## DATA SUPPLIED:
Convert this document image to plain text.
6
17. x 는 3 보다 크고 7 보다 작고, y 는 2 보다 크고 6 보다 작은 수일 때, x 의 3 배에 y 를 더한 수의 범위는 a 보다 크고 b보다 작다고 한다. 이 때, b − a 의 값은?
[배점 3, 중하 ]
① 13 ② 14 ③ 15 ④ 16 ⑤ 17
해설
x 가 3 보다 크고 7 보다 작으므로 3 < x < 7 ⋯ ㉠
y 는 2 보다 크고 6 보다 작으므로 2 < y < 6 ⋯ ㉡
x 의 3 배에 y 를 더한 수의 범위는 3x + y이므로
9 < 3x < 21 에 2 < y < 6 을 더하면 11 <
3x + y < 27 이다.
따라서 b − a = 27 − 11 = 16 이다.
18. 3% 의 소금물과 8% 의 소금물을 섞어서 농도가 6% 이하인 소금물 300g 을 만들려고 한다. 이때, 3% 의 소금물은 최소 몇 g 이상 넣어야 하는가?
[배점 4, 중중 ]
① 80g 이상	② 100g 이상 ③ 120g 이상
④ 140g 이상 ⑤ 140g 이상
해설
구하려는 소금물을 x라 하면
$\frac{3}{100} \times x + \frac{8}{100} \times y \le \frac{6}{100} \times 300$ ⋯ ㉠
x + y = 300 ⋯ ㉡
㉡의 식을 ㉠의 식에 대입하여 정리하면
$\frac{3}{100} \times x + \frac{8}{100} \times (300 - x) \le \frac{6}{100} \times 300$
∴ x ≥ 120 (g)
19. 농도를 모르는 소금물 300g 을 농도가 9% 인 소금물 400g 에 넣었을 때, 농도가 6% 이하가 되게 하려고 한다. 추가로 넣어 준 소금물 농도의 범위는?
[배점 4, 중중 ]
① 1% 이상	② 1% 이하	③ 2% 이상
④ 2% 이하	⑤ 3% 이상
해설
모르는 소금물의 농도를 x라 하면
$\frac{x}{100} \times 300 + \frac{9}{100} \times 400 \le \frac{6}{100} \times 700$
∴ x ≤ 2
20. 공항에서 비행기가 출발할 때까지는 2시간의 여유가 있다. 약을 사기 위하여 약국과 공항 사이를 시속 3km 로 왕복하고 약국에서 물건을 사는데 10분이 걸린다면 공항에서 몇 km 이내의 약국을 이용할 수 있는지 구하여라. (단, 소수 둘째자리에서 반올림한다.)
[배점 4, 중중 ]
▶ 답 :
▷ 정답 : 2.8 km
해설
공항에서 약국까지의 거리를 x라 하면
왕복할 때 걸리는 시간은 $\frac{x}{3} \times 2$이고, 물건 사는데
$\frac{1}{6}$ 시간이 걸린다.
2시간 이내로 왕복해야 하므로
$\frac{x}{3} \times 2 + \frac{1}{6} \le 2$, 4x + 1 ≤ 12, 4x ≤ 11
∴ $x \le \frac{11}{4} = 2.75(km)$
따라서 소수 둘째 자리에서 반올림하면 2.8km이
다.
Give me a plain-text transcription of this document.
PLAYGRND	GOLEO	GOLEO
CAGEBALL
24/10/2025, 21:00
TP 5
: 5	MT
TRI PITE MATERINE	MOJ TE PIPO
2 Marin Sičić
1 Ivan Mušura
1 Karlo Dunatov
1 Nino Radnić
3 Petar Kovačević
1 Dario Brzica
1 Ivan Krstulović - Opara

## WHAT THE EXERCISE ASKS:
Repeat exactly, and only, the lines from the one containing "Give me a plain-text" through the end of the material.

## FULL ANSWER:
Give me a plain-text transcription of this document.
PLAYGRND	GOLEO	GOLEO
CAGEBALL
24/10/2025, 21:00
TP 5
: 5	MT
TRI PITE MATERINE	MOJ TE PIPO
2 Marin Sičić
1 Ivan Mušura
1 Karlo Dunatov
1 Nino Radnić
3 Petar Kovačević
1 Dario Brzica
1 Ivan Krstulović - Opara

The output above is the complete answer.